[Rows from a dataset]
# # # # # # #

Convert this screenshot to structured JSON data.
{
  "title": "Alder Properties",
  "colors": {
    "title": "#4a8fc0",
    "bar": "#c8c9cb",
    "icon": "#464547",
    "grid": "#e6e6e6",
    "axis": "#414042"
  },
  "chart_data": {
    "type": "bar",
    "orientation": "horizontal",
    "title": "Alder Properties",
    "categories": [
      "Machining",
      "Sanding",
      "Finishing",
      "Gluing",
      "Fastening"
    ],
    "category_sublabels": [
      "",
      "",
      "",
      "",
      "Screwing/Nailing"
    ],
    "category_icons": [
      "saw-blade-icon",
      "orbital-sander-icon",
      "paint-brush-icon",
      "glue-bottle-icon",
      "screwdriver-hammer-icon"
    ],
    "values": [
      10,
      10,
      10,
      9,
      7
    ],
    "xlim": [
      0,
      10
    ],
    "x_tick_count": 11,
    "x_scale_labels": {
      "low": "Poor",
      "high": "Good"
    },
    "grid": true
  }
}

# # # # # # #

» The exercise: Scan the material above. Extract every line in which the word "Alder" occurs.

» Worked answer:
  "title": "Alder Properties",
    "title": "Alder Properties",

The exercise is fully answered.